Rows from a dataset:

-------------------------

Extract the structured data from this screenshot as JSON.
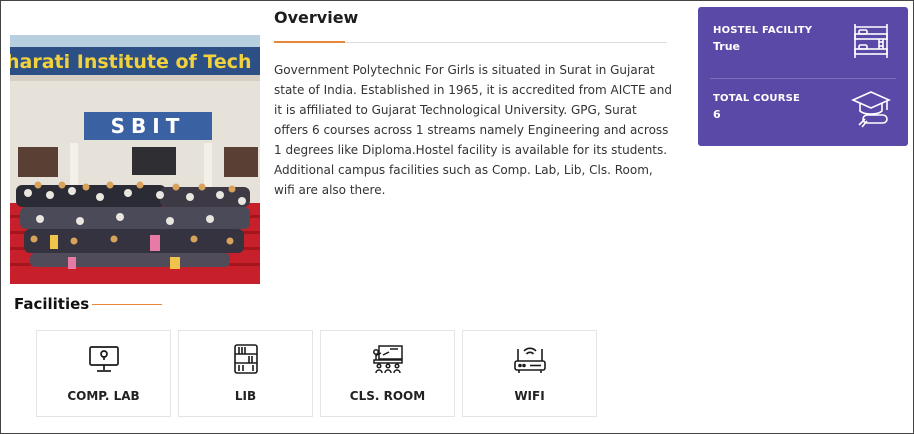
{
  "photo": {
    "alt_sign_text": "harati Institute of Tech",
    "badge_text": "SBIT"
  },
  "overview": {
    "title": "Overview",
    "description": "Government Polytechnic For Girls is situated in Surat in Gujarat state of India. Established in 1965, it is accredited from AICTE and it is affiliated to Gujarat Technological University. GPG, Surat offers 6 courses across 1 streams namely Engineering and across 1 degrees like Diploma.Hostel facility is available for its students. Additional campus facilities such as Comp. Lab, Lib, Cls. Room, wifi are also there."
  },
  "info_card": {
    "accent_color": "#5a49a6",
    "hostel": {
      "label": "HOSTEL FACILITY",
      "value": "True",
      "icon": "bunk-bed-icon"
    },
    "courses": {
      "label": "TOTAL COURSE",
      "value": "6",
      "icon": "graduation-cap-icon"
    }
  },
  "facilities": {
    "title": "Facilities",
    "items": [
      {
        "label": "COMP. LAB",
        "icon": "computer-monitor-icon"
      },
      {
        "label": "LIB",
        "icon": "bookshelf-icon"
      },
      {
        "label": "CLS. ROOM",
        "icon": "classroom-icon"
      },
      {
        "label": "WIFI",
        "icon": "wifi-router-icon"
      }
    ]
  }
}
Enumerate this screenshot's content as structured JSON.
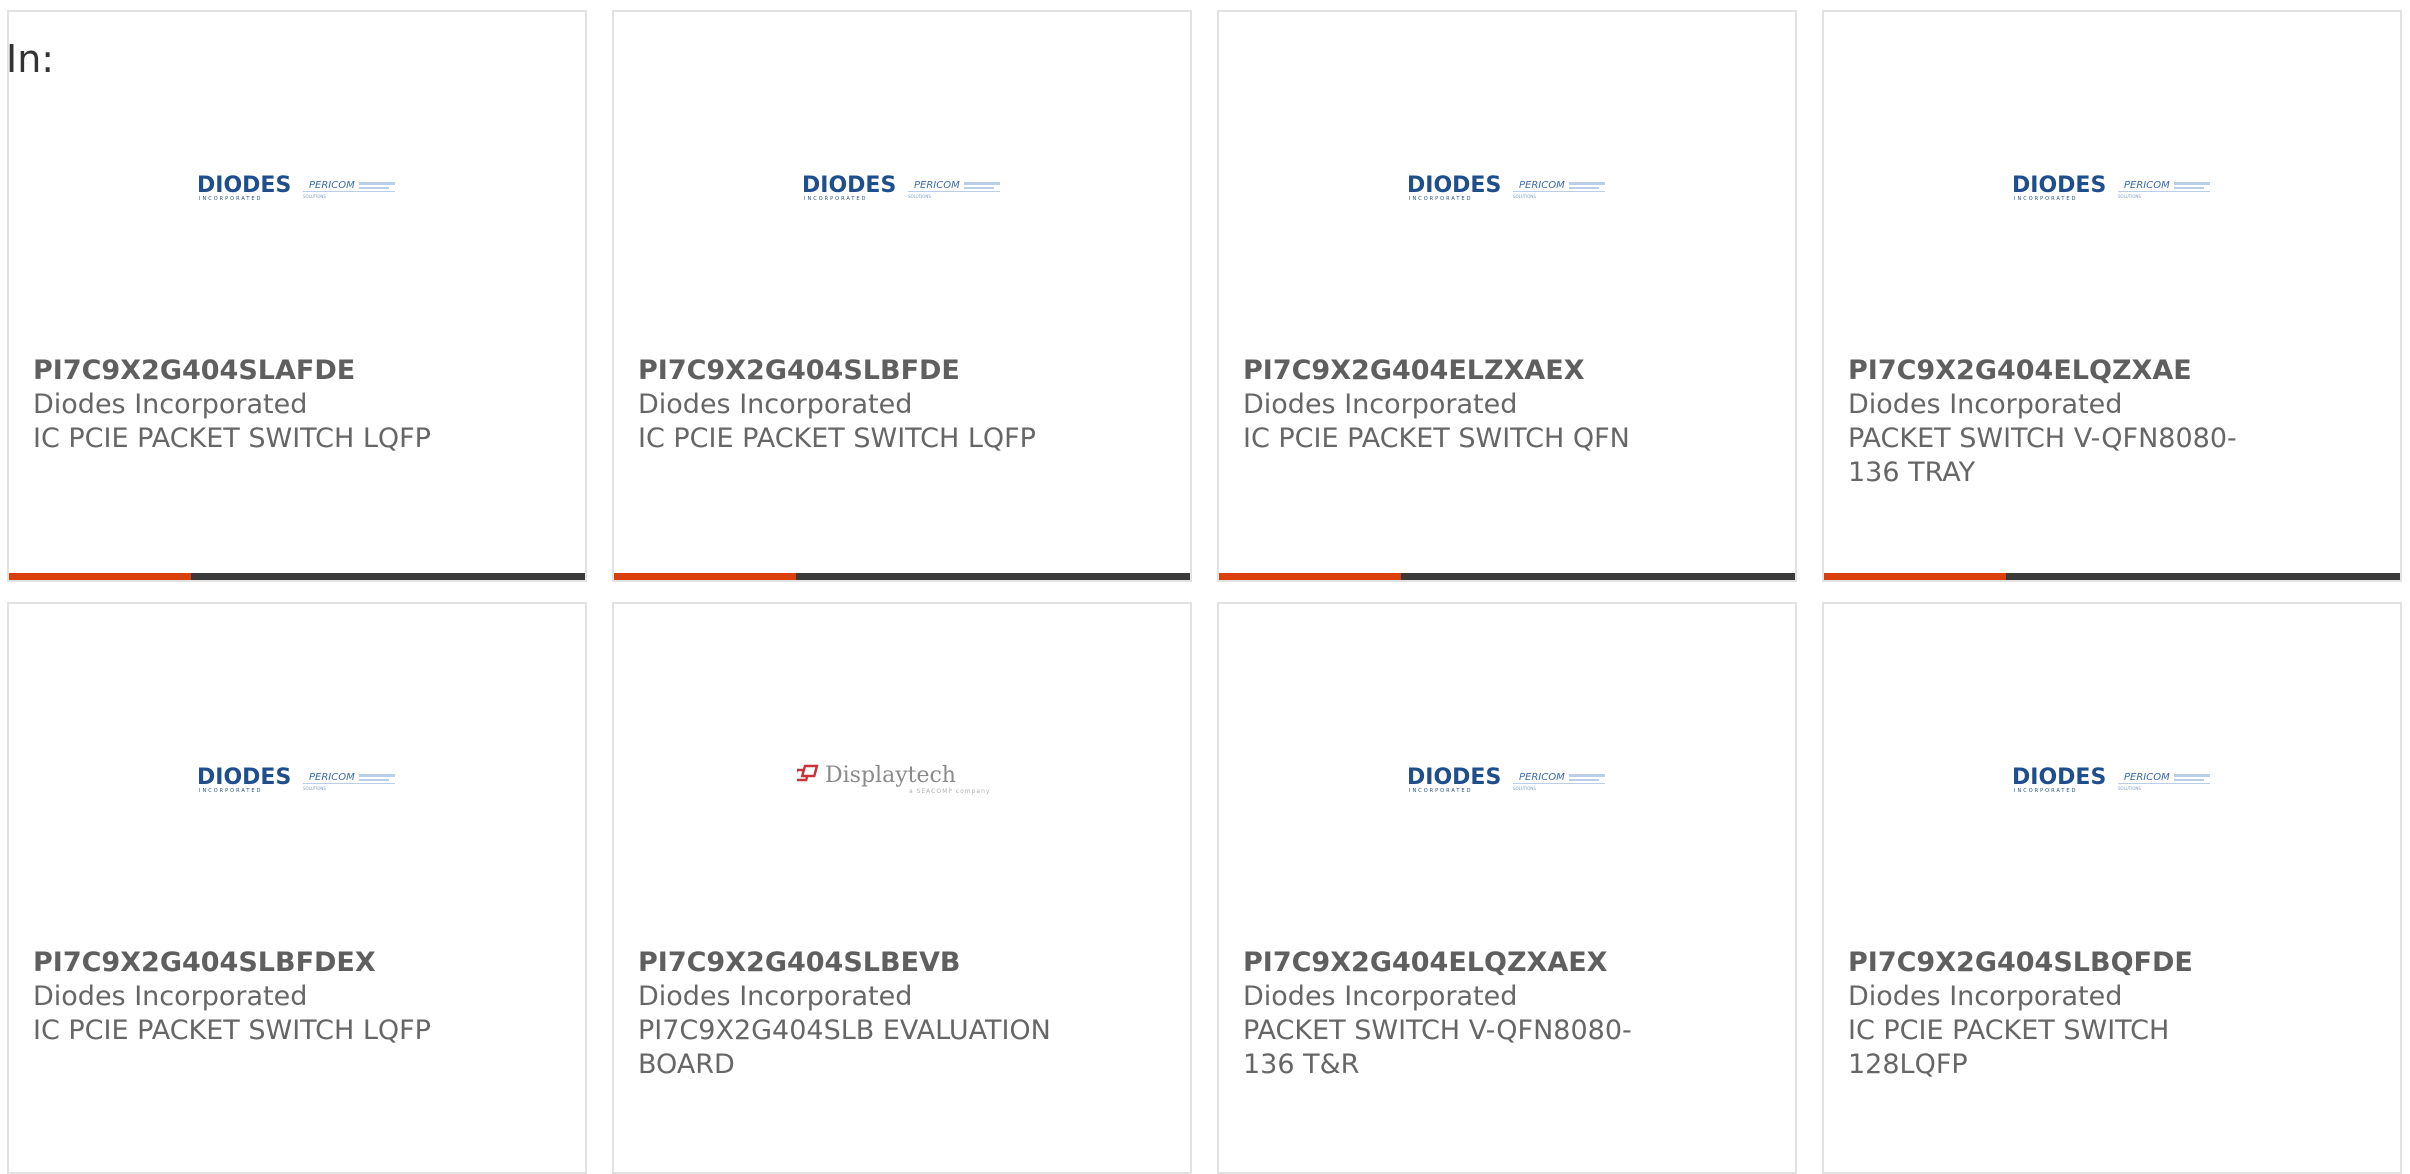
{
  "header": {
    "in_label": "In:"
  },
  "colors": {
    "accent_bar": "#d9400c",
    "dark_bar": "#3a3a3a",
    "diodes_blue": "#1f4e8c",
    "displaytech_red": "#c8323a"
  },
  "products": [
    {
      "part": "PI7C9X2G404SLAFDE",
      "manufacturer": "Diodes Incorporated",
      "description": "IC PCIE PACKET SWITCH LQFP",
      "logo": "diodes-pericom-logo"
    },
    {
      "part": "PI7C9X2G404SLBFDE",
      "manufacturer": "Diodes Incorporated",
      "description": "IC PCIE PACKET SWITCH LQFP",
      "logo": "diodes-pericom-logo"
    },
    {
      "part": "PI7C9X2G404ELZXAEX",
      "manufacturer": "Diodes Incorporated",
      "description": "IC PCIE PACKET SWITCH QFN",
      "logo": "diodes-pericom-logo"
    },
    {
      "part": "PI7C9X2G404ELQZXAE",
      "manufacturer": "Diodes Incorporated",
      "description": "PACKET SWITCH V-QFN8080-136 TRAY",
      "logo": "diodes-pericom-logo"
    },
    {
      "part": "PI7C9X2G404SLBFDEX",
      "manufacturer": "Diodes Incorporated",
      "description": "IC PCIE PACKET SWITCH LQFP",
      "logo": "diodes-pericom-logo"
    },
    {
      "part": "PI7C9X2G404SLBEVB",
      "manufacturer": "Diodes Incorporated",
      "description": "PI7C9X2G404SLB EVALUATION BOARD",
      "logo": "displaytech-logo"
    },
    {
      "part": "PI7C9X2G404ELQZXAEX",
      "manufacturer": "Diodes Incorporated",
      "description": "PACKET SWITCH V-QFN8080-136 T&R",
      "logo": "diodes-pericom-logo"
    },
    {
      "part": "PI7C9X2G404SLBQFDE",
      "manufacturer": "Diodes Incorporated",
      "description": "IC PCIE PACKET SWITCH 128LQFP",
      "logo": "diodes-pericom-logo"
    }
  ],
  "logos": {
    "diodes": {
      "main": "DIODES",
      "sub": "INCORPORATED",
      "partner": "PERICOM",
      "partner_sub": "SOLUTIONS"
    },
    "displaytech": {
      "main": "Displaytech",
      "sub": "a SEACOMP company"
    }
  }
}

-------------------------

The exercise: Gather up the lines that contain the word "icon".

Written answer:
      "icon": "bunk-bed-icon"
      "icon": "graduation-cap-icon"
        "icon": "computer-monitor-icon"
        "icon": "bookshelf-icon"
        "icon": "classroom-icon"
        "icon": "wifi-router-icon"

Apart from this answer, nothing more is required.